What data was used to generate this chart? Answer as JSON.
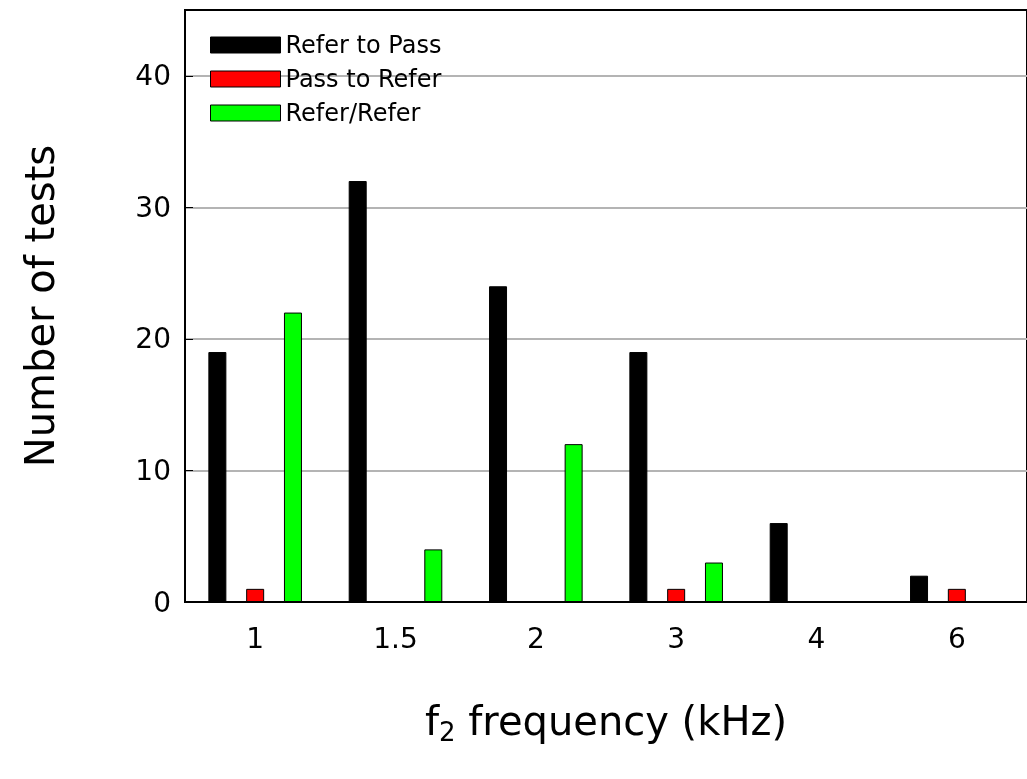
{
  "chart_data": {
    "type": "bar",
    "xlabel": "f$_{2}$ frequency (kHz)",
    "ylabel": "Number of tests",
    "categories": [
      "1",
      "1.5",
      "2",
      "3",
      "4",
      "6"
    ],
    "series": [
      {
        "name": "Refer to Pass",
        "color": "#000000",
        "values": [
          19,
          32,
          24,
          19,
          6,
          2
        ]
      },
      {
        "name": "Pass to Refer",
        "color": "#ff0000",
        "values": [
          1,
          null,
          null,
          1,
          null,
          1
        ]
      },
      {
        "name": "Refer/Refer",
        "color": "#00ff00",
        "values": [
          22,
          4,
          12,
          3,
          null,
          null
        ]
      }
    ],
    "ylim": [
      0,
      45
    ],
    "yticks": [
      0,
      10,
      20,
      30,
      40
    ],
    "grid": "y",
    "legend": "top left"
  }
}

+++

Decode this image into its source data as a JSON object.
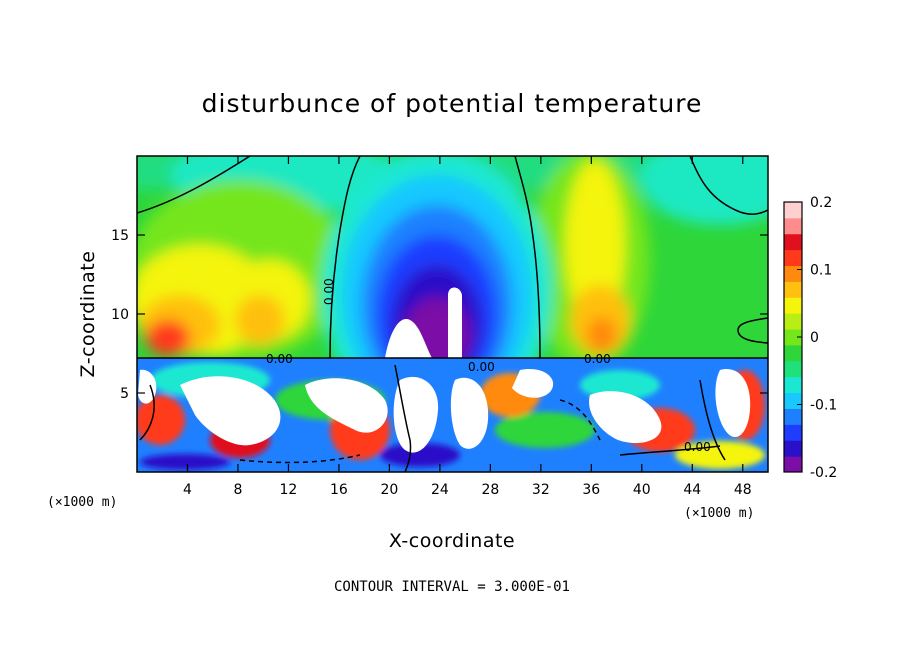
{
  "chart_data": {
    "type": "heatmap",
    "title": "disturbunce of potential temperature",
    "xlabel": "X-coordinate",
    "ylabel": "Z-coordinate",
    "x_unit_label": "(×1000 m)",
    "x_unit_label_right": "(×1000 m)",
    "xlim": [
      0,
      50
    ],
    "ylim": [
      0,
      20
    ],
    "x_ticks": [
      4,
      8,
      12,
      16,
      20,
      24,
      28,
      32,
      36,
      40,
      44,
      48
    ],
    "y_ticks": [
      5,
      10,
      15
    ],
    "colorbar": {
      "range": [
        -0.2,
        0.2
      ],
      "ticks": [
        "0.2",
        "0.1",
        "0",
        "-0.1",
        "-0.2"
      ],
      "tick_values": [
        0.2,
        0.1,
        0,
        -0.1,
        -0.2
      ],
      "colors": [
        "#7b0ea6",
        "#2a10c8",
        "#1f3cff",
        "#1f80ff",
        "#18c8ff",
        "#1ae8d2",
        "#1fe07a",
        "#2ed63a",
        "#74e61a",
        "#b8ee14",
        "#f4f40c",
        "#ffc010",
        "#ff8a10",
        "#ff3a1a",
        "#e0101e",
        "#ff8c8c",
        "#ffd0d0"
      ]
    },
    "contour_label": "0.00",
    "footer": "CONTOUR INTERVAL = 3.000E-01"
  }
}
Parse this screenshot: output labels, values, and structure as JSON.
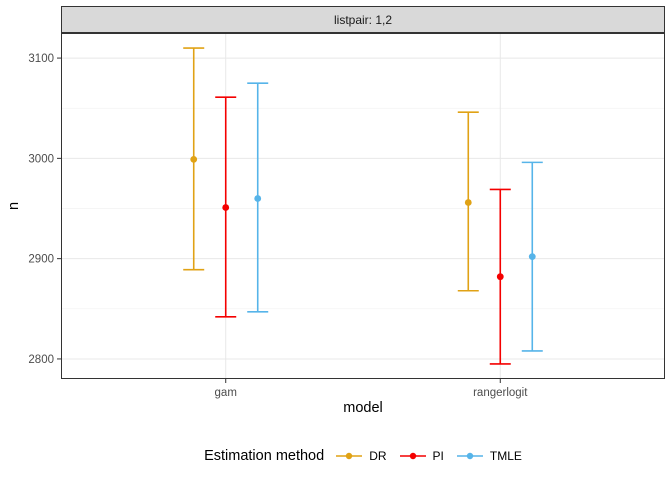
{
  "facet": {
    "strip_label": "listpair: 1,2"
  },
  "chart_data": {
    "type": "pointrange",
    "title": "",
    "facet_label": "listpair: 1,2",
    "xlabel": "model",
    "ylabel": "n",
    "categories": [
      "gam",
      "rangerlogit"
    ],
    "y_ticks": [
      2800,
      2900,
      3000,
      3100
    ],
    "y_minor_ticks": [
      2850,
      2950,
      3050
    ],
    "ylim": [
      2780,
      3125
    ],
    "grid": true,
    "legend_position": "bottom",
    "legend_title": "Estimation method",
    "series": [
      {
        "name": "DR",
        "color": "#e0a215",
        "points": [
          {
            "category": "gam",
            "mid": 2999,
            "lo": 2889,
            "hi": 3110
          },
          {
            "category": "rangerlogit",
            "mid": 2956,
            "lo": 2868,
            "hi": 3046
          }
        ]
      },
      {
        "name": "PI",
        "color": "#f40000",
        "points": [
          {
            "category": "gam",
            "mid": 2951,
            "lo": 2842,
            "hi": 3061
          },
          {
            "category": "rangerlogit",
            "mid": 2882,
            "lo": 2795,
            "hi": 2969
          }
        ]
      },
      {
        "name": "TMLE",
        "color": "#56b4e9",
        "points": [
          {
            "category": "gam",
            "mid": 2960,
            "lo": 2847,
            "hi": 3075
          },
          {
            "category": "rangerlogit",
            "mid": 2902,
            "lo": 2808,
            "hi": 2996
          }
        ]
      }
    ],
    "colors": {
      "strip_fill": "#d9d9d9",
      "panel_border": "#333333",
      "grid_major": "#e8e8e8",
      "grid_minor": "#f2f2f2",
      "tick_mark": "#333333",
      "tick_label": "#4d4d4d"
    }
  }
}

+++

- Task to complete -
From the records above, copy every line that holds the word "name".

- Right answer -
        "name": "Refer to Pass",
        "name": "Pass to Refer",
        "name": "Refer/Refer",
        "name": "DR",
        "name": "PI",
        "name": "TMLE",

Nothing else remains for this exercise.